DIRECTIONS FOR THIS TASK:
In this exercise, reproduce all the entries that follow exactly.

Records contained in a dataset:
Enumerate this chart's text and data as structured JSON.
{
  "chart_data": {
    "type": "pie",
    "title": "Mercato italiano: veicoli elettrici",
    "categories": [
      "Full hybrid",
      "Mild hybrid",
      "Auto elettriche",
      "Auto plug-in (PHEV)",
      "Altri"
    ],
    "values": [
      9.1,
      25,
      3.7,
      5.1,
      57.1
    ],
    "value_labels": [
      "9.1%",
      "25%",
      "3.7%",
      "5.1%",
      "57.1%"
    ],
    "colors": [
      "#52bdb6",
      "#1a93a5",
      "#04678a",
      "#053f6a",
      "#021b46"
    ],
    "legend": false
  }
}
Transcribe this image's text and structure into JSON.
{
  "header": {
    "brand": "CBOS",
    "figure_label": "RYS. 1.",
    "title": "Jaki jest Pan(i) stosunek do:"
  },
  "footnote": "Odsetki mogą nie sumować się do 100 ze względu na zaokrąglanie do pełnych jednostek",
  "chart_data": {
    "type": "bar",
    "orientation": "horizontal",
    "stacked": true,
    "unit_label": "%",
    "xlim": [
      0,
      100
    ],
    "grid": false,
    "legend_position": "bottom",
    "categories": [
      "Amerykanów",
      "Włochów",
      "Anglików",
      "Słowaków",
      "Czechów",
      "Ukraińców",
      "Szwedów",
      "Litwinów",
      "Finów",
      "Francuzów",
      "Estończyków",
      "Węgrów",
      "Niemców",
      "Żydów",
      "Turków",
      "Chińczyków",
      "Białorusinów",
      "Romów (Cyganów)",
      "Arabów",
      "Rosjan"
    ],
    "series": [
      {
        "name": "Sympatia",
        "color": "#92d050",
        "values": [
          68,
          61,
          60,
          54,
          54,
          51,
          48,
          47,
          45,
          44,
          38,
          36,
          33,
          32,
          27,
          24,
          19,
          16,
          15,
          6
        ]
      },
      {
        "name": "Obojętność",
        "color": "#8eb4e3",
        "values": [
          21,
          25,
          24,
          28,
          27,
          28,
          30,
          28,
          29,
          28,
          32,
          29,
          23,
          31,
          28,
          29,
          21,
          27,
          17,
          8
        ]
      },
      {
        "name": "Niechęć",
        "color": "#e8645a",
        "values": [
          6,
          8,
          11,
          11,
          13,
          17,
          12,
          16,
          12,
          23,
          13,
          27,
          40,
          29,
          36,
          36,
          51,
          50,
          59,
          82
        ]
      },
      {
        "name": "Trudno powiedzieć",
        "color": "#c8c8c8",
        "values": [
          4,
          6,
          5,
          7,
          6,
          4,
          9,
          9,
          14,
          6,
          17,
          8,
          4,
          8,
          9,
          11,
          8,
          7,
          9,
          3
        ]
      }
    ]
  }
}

TASK OUTPUT:
Enumerate this chart's text and data as structured JSON.
{
  "chart_data": {
    "type": "pie",
    "title": "Mercato italiano: veicoli elettrici",
    "categories": [
      "Full hybrid",
      "Mild hybrid",
      "Auto elettriche",
      "Auto plug-in (PHEV)",
      "Altri"
    ],
    "values": [
      9.1,
      25,
      3.7,
      5.1,
      57.1
    ],
    "value_labels": [
      "9.1%",
      "25%",
      "3.7%",
      "5.1%",
      "57.1%"
    ],
    "colors": [
      "#52bdb6",
      "#1a93a5",
      "#04678a",
      "#053f6a",
      "#021b46"
    ],
    "legend": false
  }
}
Transcribe this image's text and structure into JSON.
{
  "header": {
    "brand": "CBOS",
    "figure_label": "RYS. 1.",
    "title": "Jaki jest Pan(i) stosunek do:"
  },
  "footnote": "Odsetki mogą nie sumować się do 100 ze względu na zaokrąglanie do pełnych jednostek",
  "chart_data": {
    "type": "bar",
    "orientation": "horizontal",
    "stacked": true,
    "unit_label": "%",
    "xlim": [
      0,
      100
    ],
    "grid": false,
    "legend_position": "bottom",
    "categories": [
      "Amerykanów",
      "Włochów",
      "Anglików",
      "Słowaków",
      "Czechów",
      "Ukraińców",
      "Szwedów",
      "Litwinów",
      "Finów",
      "Francuzów",
      "Estończyków",
      "Węgrów",
      "Niemców",
      "Żydów",
      "Turków",
      "Chińczyków",
      "Białorusinów",
      "Romów (Cyganów)",
      "Arabów",
      "Rosjan"
    ],
    "series": [
      {
        "name": "Sympatia",
        "color": "#92d050",
        "values": [
          68,
          61,
          60,
          54,
          54,
          51,
          48,
          47,
          45,
          44,
          38,
          36,
          33,
          32,
          27,
          24,
          19,
          16,
          15,
          6
        ]
      },
      {
        "name": "Obojętność",
        "color": "#8eb4e3",
        "values": [
          21,
          25,
          24,
          28,
          27,
          28,
          30,
          28,
          29,
          28,
          32,
          29,
          23,
          31,
          28,
          29,
          21,
          27,
          17,
          8
        ]
      },
      {
        "name": "Niechęć",
        "color": "#e8645a",
        "values": [
          6,
          8,
          11,
          11,
          13,
          17,
          12,
          16,
          12,
          23,
          13,
          27,
          40,
          29,
          36,
          36,
          51,
          50,
          59,
          82
        ]
      },
      {
        "name": "Trudno powiedzieć",
        "color": "#c8c8c8",
        "values": [
          4,
          6,
          5,
          7,
          6,
          4,
          9,
          9,
          14,
          6,
          17,
          8,
          4,
          8,
          9,
          11,
          8,
          7,
          9,
          3
        ]
      }
    ]
  }
}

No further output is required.